■ **TEXTE**:
Le problème, ce n’est pas de parler d’Ebola. Le problème, c’est la manière dont certains médias présentent la RDC comme si tout le pays était une zone rouge, alors que la réalité est beaucoup plus nuancée.

Oui, il existe actuellement une épidémie d’Ebola dans l’est de la RDC, principalement en Ituri et dans certaines zones proches du Nord-Kivu. Mais Kinshasa n’est pas l’épicentre de cette épidémie, et les autorités sanitaires ont même confirmé qu’un cas suspect signalé à Kinshasa a finalement été testé négatif.
Il faut aussi rappeler une chose essentielle : la RDC est un immense pays. Entre Kinshasa et les zones touchées à l’est, il y a des milliers de kilomètres. Assimiler automatiquement “joueur venant du Congo” à “risque Ebola” est une simplification excessive et injuste.
D’autres pays continuent aussi leurs activités malgré certaines alertes sanitaires locales. La France, par exemple, a déjà connu des épisodes de virus ou d’épidémies sur son territoire sans que cela empêche ses équipes sportives de participer aux compétitions internationales. Aucun pays n’est totalement exempt de risques sanitaires. Ce qui compte, c’est la gestion, le contrôle et les mesures prises.
Il est donc normal de surveiller la situation sanitaire avec sérieux, mais il faut éviter les amalgames et la stigmatisation. Dire qu’un joueur évolue en RDC ne signifie pas automatiquement qu’il est exposé à Ebola. Les contrôles médicaux, les suivis sanitaires et les protocoles internationaux existent justement pour cela.
Les médias internationaux ont parfois tendance à généraliser toute la RDC à partir d’une crise localisée, ce qui crée une image alarmiste du pays. Pourtant, la vie continue normalement dans plusieurs grandes villes, notamment à Kinshasa, où il n’y a actuellement aucun impact comparable à ce que certains titres laissent entendre.

■ **DONNÉES SOURCES**:

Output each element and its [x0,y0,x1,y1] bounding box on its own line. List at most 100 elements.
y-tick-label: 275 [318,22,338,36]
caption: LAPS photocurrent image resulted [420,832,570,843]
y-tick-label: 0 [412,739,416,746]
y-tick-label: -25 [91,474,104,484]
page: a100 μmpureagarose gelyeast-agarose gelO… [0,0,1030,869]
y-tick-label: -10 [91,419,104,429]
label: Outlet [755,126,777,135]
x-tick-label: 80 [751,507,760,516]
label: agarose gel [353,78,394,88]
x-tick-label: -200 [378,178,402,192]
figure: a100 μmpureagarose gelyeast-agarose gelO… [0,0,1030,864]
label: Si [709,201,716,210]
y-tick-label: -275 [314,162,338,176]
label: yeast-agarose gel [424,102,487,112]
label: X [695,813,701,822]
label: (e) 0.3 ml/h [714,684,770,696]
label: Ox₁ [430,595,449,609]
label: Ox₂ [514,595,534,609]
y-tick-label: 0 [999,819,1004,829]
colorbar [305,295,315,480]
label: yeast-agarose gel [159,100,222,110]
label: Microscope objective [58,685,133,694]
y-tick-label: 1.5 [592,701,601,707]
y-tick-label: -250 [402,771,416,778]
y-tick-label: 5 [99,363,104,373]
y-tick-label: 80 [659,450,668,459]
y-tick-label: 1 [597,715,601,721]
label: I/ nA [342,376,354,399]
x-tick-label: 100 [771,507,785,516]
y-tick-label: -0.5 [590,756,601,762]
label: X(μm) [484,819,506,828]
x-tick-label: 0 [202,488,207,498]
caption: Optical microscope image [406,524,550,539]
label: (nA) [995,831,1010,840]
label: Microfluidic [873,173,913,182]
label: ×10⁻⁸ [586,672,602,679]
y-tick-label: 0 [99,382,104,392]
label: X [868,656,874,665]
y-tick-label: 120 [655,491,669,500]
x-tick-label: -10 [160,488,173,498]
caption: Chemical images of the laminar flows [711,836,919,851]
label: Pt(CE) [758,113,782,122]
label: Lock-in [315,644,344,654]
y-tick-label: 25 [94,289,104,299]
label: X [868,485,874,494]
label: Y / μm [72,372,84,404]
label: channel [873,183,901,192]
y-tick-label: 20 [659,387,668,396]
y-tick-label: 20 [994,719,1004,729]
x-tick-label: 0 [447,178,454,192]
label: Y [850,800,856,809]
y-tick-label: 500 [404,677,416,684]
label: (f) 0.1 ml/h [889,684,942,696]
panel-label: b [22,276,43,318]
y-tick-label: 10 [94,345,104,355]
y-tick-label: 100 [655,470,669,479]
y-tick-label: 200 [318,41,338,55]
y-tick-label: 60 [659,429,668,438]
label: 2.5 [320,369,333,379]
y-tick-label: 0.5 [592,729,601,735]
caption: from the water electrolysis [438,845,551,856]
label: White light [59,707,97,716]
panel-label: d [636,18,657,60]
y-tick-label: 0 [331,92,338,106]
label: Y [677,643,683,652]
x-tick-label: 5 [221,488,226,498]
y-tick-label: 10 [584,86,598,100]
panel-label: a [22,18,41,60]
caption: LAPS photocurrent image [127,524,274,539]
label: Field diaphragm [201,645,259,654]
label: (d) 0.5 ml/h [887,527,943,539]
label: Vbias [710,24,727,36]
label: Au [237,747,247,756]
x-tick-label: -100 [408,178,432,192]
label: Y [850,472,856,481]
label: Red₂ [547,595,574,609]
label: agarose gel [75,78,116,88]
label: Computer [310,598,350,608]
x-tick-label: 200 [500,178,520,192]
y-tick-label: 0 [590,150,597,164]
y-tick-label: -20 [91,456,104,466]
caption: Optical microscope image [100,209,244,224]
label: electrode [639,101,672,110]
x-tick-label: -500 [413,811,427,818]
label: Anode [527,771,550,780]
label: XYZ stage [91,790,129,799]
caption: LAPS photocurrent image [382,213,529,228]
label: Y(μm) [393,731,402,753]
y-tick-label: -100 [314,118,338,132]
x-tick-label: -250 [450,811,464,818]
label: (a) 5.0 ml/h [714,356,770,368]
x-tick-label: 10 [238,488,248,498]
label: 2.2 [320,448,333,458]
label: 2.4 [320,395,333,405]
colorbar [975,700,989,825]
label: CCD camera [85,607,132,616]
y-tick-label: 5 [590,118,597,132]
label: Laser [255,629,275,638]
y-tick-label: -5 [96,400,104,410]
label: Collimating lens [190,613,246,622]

■ **CONSIGNE**: Pouvez-vous restituer à l'identique le passage du texte sur Ebola en RDC qui va de "Il faut aussi" jusqu'à "les mesures prises." inclus ?

■ **RÉPONSE**:
Il faut aussi rappeler une chose essentielle : la RDC est un immense pays. Entre Kinshasa et les zones touchées à l’est, il y a des milliers de kilomètres. Assimiler automatiquement “joueur venant du Congo” à “risque Ebola” est une simplification excessive et injuste.
D’autres pays continuent aussi leurs activités malgré certaines alertes sanitaires locales. La France, par exemple, a déjà connu des épisodes de virus ou d’épidémies sur son territoire sans que cela empêche ses équipes sportives de participer aux compétitions internationales. Aucun pays n’est totalement exempt de risques sanitaires. Ce qui compte, c’est la gestion, le contrôle et les mesures prises.